***** DATASET EXCERPTS *****
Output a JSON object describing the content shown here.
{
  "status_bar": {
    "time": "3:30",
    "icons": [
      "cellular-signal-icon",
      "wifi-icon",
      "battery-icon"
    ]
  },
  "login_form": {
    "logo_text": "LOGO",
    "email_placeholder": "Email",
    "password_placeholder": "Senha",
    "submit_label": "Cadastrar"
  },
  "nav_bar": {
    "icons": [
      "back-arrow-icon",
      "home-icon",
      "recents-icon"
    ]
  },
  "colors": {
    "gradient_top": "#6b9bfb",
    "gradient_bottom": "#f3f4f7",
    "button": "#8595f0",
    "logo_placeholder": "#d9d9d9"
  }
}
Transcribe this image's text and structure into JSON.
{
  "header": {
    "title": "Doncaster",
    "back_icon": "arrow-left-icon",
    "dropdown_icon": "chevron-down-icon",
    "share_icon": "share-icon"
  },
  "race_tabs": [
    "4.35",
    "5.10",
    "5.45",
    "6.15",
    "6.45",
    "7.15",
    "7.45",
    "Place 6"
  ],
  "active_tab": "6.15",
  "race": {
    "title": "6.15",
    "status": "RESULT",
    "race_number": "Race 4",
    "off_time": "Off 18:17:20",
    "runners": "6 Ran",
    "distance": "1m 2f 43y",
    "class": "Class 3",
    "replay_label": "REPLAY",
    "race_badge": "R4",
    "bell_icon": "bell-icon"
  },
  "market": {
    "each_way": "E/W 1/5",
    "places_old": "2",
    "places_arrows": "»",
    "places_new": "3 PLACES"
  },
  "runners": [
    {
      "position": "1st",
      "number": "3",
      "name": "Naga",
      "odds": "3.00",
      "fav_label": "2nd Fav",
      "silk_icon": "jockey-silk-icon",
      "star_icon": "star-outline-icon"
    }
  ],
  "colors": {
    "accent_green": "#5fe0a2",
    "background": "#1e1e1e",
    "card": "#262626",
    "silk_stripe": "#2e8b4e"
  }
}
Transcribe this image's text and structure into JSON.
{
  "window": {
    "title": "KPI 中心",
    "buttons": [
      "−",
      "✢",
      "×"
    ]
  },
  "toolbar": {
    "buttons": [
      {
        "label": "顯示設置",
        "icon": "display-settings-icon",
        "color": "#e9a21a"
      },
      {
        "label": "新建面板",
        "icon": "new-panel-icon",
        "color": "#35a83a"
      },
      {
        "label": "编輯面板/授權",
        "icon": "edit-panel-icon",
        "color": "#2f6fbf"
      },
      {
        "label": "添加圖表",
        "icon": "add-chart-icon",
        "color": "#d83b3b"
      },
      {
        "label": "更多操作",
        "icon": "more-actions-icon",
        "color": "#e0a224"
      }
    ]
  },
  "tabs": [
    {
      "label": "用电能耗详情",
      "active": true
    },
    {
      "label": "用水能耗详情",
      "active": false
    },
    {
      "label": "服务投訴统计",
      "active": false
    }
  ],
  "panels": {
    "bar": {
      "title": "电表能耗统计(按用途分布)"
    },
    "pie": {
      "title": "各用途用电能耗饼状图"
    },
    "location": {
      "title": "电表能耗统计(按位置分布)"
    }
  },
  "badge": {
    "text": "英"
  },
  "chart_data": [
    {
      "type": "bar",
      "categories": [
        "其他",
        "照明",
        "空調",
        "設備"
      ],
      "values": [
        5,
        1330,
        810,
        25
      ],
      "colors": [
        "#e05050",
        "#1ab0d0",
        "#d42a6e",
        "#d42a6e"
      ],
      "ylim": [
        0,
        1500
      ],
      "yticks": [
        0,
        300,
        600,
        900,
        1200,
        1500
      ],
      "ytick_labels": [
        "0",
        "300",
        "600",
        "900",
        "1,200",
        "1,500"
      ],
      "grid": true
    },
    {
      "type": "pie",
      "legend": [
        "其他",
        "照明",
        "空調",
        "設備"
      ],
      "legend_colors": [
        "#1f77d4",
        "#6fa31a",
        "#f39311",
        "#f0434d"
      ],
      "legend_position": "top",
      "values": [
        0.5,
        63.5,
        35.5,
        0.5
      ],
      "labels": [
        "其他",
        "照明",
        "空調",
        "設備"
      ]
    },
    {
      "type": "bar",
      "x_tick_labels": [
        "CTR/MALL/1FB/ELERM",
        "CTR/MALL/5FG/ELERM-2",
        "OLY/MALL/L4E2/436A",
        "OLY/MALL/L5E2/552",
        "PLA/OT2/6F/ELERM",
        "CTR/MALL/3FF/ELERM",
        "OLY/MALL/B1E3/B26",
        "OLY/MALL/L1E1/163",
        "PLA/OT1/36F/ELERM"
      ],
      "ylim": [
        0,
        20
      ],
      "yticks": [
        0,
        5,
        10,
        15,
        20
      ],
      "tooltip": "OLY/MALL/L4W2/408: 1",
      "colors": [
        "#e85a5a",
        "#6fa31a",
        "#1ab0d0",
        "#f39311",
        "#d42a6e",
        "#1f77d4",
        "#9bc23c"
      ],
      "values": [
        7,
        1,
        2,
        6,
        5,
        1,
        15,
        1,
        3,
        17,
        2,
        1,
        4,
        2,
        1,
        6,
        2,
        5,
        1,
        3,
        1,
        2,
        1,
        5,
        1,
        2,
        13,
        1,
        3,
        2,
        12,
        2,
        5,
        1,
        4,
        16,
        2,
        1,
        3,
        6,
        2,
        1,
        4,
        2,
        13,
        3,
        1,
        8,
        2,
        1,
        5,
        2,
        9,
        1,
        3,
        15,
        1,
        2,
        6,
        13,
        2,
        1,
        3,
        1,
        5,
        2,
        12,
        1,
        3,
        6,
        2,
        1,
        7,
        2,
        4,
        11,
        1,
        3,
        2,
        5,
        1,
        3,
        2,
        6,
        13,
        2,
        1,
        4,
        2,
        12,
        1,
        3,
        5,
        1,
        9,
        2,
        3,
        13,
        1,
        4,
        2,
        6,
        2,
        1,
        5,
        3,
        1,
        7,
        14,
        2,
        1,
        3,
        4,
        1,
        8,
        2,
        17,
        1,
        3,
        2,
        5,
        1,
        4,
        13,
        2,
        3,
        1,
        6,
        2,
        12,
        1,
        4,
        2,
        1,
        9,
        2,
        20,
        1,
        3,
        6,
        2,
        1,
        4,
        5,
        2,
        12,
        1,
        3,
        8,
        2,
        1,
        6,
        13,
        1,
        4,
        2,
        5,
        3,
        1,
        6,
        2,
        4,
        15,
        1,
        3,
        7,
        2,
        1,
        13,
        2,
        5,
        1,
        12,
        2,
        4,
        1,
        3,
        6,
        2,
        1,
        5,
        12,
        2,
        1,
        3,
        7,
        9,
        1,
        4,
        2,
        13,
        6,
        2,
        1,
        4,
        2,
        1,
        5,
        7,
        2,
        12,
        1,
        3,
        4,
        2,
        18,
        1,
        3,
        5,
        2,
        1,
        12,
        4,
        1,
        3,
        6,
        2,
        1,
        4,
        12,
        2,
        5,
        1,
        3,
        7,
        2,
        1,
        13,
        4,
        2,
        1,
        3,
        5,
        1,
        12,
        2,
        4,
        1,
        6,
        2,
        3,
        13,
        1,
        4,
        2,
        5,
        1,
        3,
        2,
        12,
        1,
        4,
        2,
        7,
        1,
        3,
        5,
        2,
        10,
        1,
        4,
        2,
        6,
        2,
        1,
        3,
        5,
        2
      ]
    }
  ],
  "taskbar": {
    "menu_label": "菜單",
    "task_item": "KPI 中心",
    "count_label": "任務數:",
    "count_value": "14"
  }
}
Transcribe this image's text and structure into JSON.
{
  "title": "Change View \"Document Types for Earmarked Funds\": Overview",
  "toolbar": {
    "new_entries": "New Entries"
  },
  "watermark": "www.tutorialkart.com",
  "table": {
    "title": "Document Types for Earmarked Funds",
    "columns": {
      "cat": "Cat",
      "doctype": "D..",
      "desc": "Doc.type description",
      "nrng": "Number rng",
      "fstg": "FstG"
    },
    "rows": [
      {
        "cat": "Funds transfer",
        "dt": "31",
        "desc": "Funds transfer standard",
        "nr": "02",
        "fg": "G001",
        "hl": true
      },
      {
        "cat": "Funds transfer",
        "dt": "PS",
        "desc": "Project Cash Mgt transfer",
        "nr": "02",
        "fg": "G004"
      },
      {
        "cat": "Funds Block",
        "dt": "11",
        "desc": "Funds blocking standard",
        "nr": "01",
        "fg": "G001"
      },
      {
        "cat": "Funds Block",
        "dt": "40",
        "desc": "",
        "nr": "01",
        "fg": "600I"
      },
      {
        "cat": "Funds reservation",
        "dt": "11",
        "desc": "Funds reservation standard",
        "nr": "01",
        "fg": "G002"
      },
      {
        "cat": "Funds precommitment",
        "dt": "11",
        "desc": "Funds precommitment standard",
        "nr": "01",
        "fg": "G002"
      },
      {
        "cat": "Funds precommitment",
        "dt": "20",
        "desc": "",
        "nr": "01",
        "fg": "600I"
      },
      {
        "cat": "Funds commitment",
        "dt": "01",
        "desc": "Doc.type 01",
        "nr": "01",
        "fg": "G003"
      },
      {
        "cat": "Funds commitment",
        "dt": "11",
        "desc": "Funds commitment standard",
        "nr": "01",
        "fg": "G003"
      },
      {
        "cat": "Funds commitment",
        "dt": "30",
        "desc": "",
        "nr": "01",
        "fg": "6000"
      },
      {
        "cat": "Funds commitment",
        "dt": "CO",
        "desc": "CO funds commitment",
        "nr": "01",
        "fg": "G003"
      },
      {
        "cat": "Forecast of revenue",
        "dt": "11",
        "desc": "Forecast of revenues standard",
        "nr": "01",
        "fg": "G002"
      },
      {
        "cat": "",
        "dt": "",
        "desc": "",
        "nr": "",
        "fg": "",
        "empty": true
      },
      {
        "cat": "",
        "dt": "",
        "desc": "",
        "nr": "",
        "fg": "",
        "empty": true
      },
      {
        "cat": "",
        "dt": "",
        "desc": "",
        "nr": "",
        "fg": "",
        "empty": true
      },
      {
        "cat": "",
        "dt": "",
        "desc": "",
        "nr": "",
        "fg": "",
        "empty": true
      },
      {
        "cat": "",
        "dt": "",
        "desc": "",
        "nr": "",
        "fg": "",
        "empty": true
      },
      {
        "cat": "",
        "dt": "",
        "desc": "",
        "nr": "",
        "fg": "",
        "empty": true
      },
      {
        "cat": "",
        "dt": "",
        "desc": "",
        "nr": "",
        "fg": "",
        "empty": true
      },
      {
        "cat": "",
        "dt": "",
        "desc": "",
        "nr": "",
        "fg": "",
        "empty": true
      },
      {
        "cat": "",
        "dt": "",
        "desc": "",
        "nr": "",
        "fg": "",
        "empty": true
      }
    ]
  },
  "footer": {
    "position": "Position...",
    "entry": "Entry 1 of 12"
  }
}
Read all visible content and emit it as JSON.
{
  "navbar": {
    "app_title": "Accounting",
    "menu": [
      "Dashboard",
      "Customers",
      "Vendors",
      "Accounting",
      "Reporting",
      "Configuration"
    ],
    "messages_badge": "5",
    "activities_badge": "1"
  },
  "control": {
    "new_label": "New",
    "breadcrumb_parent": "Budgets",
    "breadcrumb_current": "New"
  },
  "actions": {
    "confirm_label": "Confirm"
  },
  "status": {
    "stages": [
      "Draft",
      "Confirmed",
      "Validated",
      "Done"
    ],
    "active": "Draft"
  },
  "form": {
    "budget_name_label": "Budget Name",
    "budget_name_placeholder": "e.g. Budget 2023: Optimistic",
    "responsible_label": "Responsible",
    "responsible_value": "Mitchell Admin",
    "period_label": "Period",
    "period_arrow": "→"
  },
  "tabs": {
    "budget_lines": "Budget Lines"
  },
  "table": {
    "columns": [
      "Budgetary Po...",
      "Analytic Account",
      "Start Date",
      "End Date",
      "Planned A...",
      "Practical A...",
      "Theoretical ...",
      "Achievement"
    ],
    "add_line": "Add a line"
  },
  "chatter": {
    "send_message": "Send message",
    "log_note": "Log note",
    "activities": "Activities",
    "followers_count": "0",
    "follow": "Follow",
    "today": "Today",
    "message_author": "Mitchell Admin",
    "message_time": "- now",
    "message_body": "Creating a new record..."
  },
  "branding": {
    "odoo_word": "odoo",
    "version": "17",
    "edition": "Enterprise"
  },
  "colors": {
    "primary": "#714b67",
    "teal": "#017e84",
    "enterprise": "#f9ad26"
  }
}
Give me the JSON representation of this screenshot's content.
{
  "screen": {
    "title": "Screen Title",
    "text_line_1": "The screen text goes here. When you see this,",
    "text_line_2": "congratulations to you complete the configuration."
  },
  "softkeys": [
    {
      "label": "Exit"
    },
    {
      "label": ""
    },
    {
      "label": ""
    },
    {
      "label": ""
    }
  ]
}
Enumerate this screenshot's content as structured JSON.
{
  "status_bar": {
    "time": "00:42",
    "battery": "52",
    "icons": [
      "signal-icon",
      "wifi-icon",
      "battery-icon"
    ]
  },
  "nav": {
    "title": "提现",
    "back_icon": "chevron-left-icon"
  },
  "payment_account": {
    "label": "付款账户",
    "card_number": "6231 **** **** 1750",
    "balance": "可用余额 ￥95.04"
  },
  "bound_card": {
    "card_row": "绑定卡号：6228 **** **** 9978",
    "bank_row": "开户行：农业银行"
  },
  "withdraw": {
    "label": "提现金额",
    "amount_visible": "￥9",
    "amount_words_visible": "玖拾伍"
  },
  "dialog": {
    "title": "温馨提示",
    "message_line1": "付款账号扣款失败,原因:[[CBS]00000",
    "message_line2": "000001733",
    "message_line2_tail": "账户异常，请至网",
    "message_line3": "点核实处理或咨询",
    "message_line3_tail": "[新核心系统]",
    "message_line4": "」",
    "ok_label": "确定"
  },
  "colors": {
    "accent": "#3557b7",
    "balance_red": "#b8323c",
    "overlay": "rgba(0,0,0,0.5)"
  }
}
*****
**EXERCISE REQUIREMENTS:** Pull out each line containing the word "standard" and copy it.

**THE ANSWER:**
        "desc": "Funds transfer standard",
        "desc": "Funds blocking standard",
        "desc": "Funds reservation standard",
        "desc": "Funds precommitment standard",
        "desc": "Funds commitment standard",
        "desc": "Forecast of revenues standard",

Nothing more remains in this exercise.